■ **The request**
Retype everything in the listing, leaving each line exactly as it is.
--- start Supplied material ---
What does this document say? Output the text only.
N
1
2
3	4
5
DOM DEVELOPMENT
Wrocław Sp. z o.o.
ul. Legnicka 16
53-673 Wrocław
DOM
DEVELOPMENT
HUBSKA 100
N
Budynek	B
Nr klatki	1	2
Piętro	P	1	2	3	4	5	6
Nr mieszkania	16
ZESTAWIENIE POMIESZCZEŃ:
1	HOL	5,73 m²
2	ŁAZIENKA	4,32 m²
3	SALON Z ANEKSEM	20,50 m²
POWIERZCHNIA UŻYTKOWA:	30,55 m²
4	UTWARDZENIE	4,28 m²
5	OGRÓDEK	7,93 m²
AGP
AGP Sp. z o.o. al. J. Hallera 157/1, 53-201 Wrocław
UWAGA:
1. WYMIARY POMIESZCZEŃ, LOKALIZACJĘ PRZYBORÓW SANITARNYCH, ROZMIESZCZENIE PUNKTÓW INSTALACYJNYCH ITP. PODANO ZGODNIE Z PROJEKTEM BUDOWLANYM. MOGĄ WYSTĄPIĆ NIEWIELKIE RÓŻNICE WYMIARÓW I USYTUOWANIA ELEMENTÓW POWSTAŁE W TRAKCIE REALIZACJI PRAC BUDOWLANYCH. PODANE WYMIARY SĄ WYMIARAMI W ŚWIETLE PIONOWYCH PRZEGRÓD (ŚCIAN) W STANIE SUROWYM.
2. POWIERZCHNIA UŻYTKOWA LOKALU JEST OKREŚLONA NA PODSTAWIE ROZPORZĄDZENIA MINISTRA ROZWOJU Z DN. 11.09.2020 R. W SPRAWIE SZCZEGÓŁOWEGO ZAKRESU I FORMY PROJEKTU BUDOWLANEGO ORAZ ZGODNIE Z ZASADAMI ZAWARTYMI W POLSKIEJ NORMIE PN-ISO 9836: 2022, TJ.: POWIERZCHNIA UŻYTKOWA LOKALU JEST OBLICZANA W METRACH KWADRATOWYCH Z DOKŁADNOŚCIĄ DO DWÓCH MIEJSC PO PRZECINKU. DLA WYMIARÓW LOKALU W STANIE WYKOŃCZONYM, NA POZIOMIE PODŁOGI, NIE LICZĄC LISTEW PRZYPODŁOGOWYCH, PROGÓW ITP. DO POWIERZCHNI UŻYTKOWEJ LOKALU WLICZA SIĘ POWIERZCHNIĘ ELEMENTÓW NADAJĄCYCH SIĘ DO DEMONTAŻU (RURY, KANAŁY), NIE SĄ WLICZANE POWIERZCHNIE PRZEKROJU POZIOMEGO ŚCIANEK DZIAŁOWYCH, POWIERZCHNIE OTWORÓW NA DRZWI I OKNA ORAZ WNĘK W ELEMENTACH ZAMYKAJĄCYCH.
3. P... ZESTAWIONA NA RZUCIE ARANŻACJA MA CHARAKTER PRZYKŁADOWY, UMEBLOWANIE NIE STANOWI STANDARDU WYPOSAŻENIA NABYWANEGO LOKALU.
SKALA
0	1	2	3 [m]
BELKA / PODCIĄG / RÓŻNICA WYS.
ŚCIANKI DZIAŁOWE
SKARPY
--- end Supplied material ---
■ **The completed task**
What does this document say? Output the text only.
N
1
2
3	4
5
DOM DEVELOPMENT
Wrocław Sp. z o.o.
ul. Legnicka 16
53-673 Wrocław
DOM
DEVELOPMENT
HUBSKA 100
N
Budynek	B
Nr klatki	1	2
Piętro	P	1	2	3	4	5	6
Nr mieszkania	16
ZESTAWIENIE POMIESZCZEŃ:
1	HOL	5,73 m²
2	ŁAZIENKA	4,32 m²
3	SALON Z ANEKSEM	20,50 m²
POWIERZCHNIA UŻYTKOWA:	30,55 m²
4	UTWARDZENIE	4,28 m²
5	OGRÓDEK	7,93 m²
AGP
AGP Sp. z o.o. al. J. Hallera 157/1, 53-201 Wrocław
UWAGA:
1. WYMIARY POMIESZCZEŃ, LOKALIZACJĘ PRZYBORÓW SANITARNYCH, ROZMIESZCZENIE PUNKTÓW INSTALACYJNYCH ITP. PODANO ZGODNIE Z PROJEKTEM BUDOWLANYM. MOGĄ WYSTĄPIĆ NIEWIELKIE RÓŻNICE WYMIARÓW I USYTUOWANIA ELEMENTÓW POWSTAŁE W TRAKCIE REALIZACJI PRAC BUDOWLANYCH. PODANE WYMIARY SĄ WYMIARAMI W ŚWIETLE PIONOWYCH PRZEGRÓD (ŚCIAN) W STANIE SUROWYM.
2. POWIERZCHNIA UŻYTKOWA LOKALU JEST OKREŚLONA NA PODSTAWIE ROZPORZĄDZENIA MINISTRA ROZWOJU Z DN. 11.09.2020 R. W SPRAWIE SZCZEGÓŁOWEGO ZAKRESU I FORMY PROJEKTU BUDOWLANEGO ORAZ ZGODNIE Z ZASADAMI ZAWARTYMI W POLSKIEJ NORMIE PN-ISO 9836: 2022, TJ.: POWIERZCHNIA UŻYTKOWA LOKALU JEST OBLICZANA W METRACH KWADRATOWYCH Z DOKŁADNOŚCIĄ DO DWÓCH MIEJSC PO PRZECINKU. DLA WYMIARÓW LOKALU W STANIE WYKOŃCZONYM, NA POZIOMIE PODŁOGI, NIE LICZĄC LISTEW PRZYPODŁOGOWYCH, PROGÓW ITP. DO POWIERZCHNI UŻYTKOWEJ LOKALU WLICZA SIĘ POWIERZCHNIĘ ELEMENTÓW NADAJĄCYCH SIĘ DO DEMONTAŻU (RURY, KANAŁY), NIE SĄ WLICZANE POWIERZCHNIE PRZEKROJU POZIOMEGO ŚCIANEK DZIAŁOWYCH, POWIERZCHNIE OTWORÓW NA DRZWI I OKNA ORAZ WNĘK W ELEMENTACH ZAMYKAJĄCYCH.
3. P... ZESTAWIONA NA RZUCIE ARANŻACJA MA CHARAKTER PRZYKŁADOWY, UMEBLOWANIE NIE STANOWI STANDARDU WYPOSAŻENIA NABYWANEGO LOKALU.
SKALA
0	1	2	3 [m]
BELKA / PODCIĄG / RÓŻNICA WYS.
ŚCIANKI DZIAŁOWE
SKARPY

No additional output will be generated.